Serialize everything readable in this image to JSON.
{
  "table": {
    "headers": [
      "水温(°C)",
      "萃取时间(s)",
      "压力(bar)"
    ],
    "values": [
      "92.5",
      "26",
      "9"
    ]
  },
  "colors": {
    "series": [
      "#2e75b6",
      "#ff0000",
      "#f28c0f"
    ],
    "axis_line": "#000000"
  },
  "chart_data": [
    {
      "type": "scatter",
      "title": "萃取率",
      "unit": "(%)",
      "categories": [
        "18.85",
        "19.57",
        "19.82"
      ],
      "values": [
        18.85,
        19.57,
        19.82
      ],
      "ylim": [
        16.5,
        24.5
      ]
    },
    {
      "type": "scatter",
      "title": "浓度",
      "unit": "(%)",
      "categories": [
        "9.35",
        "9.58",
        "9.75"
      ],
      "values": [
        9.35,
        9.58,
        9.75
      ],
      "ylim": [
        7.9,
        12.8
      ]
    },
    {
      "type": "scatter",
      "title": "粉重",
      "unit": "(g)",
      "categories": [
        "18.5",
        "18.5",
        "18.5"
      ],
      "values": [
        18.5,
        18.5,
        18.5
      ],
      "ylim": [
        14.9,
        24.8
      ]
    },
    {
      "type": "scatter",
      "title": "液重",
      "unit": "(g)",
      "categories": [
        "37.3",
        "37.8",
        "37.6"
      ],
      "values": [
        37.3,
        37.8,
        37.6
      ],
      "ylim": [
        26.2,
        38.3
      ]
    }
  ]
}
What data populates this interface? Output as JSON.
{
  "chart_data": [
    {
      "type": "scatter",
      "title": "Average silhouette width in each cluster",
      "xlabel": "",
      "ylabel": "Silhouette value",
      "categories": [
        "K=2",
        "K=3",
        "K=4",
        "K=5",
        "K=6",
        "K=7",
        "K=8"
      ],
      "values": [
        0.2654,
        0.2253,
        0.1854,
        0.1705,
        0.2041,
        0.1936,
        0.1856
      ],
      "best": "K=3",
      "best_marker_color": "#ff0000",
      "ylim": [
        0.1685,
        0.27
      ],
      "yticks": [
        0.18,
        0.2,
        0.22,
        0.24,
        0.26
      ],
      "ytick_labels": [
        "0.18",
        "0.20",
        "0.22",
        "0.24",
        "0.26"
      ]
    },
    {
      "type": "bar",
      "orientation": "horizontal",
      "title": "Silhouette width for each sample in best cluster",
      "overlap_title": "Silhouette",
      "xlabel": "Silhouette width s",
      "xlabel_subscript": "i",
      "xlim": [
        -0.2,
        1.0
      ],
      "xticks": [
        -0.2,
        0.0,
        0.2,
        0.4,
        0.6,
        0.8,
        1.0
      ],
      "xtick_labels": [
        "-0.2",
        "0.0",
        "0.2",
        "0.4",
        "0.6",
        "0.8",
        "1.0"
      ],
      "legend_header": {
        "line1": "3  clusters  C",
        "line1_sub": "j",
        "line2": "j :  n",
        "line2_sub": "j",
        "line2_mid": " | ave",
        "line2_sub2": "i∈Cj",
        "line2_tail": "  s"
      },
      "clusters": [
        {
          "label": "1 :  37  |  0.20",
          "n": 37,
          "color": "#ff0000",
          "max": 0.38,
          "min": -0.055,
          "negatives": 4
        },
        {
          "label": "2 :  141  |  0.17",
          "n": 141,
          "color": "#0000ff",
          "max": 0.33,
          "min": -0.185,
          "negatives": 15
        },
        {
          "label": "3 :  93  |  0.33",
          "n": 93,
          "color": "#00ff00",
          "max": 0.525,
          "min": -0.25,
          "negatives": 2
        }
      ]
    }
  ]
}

-*-

YOUR GOAL >>
Transcribe the records above exactly as they appear.

TASK ANSWER >>
Serialize everything readable in this image to JSON.
{
  "table": {
    "headers": [
      "水温(°C)",
      "萃取时间(s)",
      "压力(bar)"
    ],
    "values": [
      "92.5",
      "26",
      "9"
    ]
  },
  "colors": {
    "series": [
      "#2e75b6",
      "#ff0000",
      "#f28c0f"
    ],
    "axis_line": "#000000"
  },
  "chart_data": [
    {
      "type": "scatter",
      "title": "萃取率",
      "unit": "(%)",
      "categories": [
        "18.85",
        "19.57",
        "19.82"
      ],
      "values": [
        18.85,
        19.57,
        19.82
      ],
      "ylim": [
        16.5,
        24.5
      ]
    },
    {
      "type": "scatter",
      "title": "浓度",
      "unit": "(%)",
      "categories": [
        "9.35",
        "9.58",
        "9.75"
      ],
      "values": [
        9.35,
        9.58,
        9.75
      ],
      "ylim": [
        7.9,
        12.8
      ]
    },
    {
      "type": "scatter",
      "title": "粉重",
      "unit": "(g)",
      "categories": [
        "18.5",
        "18.5",
        "18.5"
      ],
      "values": [
        18.5,
        18.5,
        18.5
      ],
      "ylim": [
        14.9,
        24.8
      ]
    },
    {
      "type": "scatter",
      "title": "液重",
      "unit": "(g)",
      "categories": [
        "37.3",
        "37.8",
        "37.6"
      ],
      "values": [
        37.3,
        37.8,
        37.6
      ],
      "ylim": [
        26.2,
        38.3
      ]
    }
  ]
}
What data populates this interface? Output as JSON.
{
  "chart_data": [
    {
      "type": "scatter",
      "title": "Average silhouette width in each cluster",
      "xlabel": "",
      "ylabel": "Silhouette value",
      "categories": [
        "K=2",
        "K=3",
        "K=4",
        "K=5",
        "K=6",
        "K=7",
        "K=8"
      ],
      "values": [
        0.2654,
        0.2253,
        0.1854,
        0.1705,
        0.2041,
        0.1936,
        0.1856
      ],
      "best": "K=3",
      "best_marker_color": "#ff0000",
      "ylim": [
        0.1685,
        0.27
      ],
      "yticks": [
        0.18,
        0.2,
        0.22,
        0.24,
        0.26
      ],
      "ytick_labels": [
        "0.18",
        "0.20",
        "0.22",
        "0.24",
        "0.26"
      ]
    },
    {
      "type": "bar",
      "orientation": "horizontal",
      "title": "Silhouette width for each sample in best cluster",
      "overlap_title": "Silhouette",
      "xlabel": "Silhouette width s",
      "xlabel_subscript": "i",
      "xlim": [
        -0.2,
        1.0
      ],
      "xticks": [
        -0.2,
        0.0,
        0.2,
        0.4,
        0.6,
        0.8,
        1.0
      ],
      "xtick_labels": [
        "-0.2",
        "0.0",
        "0.2",
        "0.4",
        "0.6",
        "0.8",
        "1.0"
      ],
      "legend_header": {
        "line1": "3  clusters  C",
        "line1_sub": "j",
        "line2": "j :  n",
        "line2_sub": "j",
        "line2_mid": " | ave",
        "line2_sub2": "i∈Cj",
        "line2_tail": "  s"
      },
      "clusters": [
        {
          "label": "1 :  37  |  0.20",
          "n": 37,
          "color": "#ff0000",
          "max": 0.38,
          "min": -0.055,
          "negatives": 4
        },
        {
          "label": "2 :  141  |  0.17",
          "n": 141,
          "color": "#0000ff",
          "max": 0.33,
          "min": -0.185,
          "negatives": 15
        },
        {
          "label": "3 :  93  |  0.33",
          "n": 93,
          "color": "#00ff00",
          "max": 0.525,
          "min": -0.25,
          "negatives": 2
        }
      ]
    }
  ]
}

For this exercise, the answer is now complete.